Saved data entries

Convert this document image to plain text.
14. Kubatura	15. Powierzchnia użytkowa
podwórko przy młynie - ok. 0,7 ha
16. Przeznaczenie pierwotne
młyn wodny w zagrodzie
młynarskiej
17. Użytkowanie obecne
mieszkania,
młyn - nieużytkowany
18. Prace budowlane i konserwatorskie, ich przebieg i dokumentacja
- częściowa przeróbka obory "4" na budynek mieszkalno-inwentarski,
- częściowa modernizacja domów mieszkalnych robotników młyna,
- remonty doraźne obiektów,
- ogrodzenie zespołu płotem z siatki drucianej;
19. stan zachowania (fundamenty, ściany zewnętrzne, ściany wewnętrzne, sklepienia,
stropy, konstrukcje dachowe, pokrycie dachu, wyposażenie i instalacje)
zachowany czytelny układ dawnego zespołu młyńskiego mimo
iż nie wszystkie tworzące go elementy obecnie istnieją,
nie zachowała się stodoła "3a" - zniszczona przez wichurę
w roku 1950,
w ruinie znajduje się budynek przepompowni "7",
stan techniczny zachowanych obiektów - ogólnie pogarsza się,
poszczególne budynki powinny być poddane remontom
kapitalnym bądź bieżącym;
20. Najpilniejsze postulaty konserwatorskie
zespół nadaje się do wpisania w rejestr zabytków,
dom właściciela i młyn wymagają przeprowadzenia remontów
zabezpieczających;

*Short exercise*: Say how many lines include the word "budynek"; reply with the number alone.

*Answer for the task*: 2